Please print all of the material below, word for word.

— start of Recorded data —

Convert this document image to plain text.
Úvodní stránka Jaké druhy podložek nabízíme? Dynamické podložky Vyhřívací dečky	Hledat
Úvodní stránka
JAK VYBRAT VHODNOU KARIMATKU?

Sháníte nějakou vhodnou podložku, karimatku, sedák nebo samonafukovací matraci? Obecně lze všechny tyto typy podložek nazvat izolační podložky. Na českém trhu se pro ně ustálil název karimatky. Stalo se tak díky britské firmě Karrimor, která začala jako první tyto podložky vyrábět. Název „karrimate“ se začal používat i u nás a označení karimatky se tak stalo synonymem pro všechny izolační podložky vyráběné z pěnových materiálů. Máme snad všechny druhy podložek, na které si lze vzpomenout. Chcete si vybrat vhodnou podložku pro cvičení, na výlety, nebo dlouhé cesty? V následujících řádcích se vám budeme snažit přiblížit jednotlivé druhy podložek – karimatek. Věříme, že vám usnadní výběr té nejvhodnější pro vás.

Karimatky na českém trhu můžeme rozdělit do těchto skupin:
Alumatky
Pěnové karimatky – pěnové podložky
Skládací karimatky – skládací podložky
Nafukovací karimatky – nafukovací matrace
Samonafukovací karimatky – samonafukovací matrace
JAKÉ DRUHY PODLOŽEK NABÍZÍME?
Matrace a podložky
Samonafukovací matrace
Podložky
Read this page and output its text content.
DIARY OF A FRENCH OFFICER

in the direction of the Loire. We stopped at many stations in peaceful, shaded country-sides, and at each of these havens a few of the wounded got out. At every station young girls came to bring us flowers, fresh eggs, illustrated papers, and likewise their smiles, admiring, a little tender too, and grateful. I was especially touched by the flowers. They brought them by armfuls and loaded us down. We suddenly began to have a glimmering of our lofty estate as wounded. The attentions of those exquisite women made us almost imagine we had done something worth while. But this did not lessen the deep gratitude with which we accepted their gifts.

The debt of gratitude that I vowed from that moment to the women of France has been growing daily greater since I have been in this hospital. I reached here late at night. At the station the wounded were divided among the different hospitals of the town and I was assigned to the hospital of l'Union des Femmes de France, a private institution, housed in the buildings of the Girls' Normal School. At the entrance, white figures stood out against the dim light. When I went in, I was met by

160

— end of Recorded data —

[Answer to this task]
Convert this document image to plain text.
Úvodní stránka Jaké druhy podložek nabízíme? Dynamické podložky Vyhřívací dečky	Hledat
Úvodní stránka
JAK VYBRAT VHODNOU KARIMATKU?

Sháníte nějakou vhodnou podložku, karimatku, sedák nebo samonafukovací matraci? Obecně lze všechny tyto typy podložek nazvat izolační podložky. Na českém trhu se pro ně ustálil název karimatky. Stalo se tak díky britské firmě Karrimor, která začala jako první tyto podložky vyrábět. Název „karrimate“ se začal používat i u nás a označení karimatky se tak stalo synonymem pro všechny izolační podložky vyráběné z pěnových materiálů. Máme snad všechny druhy podložek, na které si lze vzpomenout. Chcete si vybrat vhodnou podložku pro cvičení, na výlety, nebo dlouhé cesty? V následujících řádcích se vám budeme snažit přiblížit jednotlivé druhy podložek – karimatek. Věříme, že vám usnadní výběr té nejvhodnější pro vás.

Karimatky na českém trhu můžeme rozdělit do těchto skupin:
Alumatky
Pěnové karimatky – pěnové podložky
Skládací karimatky – skládací podložky
Nafukovací karimatky – nafukovací matrace
Samonafukovací karimatky – samonafukovací matrace
JAKÉ DRUHY PODLOŽEK NABÍZÍME?
Matrace a podložky
Samonafukovací matrace
Podložky
Read this page and output its text content.
DIARY OF A FRENCH OFFICER

in the direction of the Loire. We stopped at many stations in peaceful, shaded country-sides, and at each of these havens a few of the wounded got out. At every station young girls came to bring us flowers, fresh eggs, illustrated papers, and likewise their smiles, admiring, a little tender too, and grateful. I was especially touched by the flowers. They brought them by armfuls and loaded us down. We suddenly began to have a glimmering of our lofty estate as wounded. The attentions of those exquisite women made us almost imagine we had done something worth while. But this did not lessen the deep gratitude with which we accepted their gifts.

The debt of gratitude that I vowed from that moment to the women of France has been growing daily greater since I have been in this hospital. I reached here late at night. At the station the wounded were divided among the different hospitals of the town and I was assigned to the hospital of l'Union des Femmes de France, a private institution, housed in the buildings of the Girls' Normal School. At the entrance, white figures stood out against the dim light. When I went in, I was met by

160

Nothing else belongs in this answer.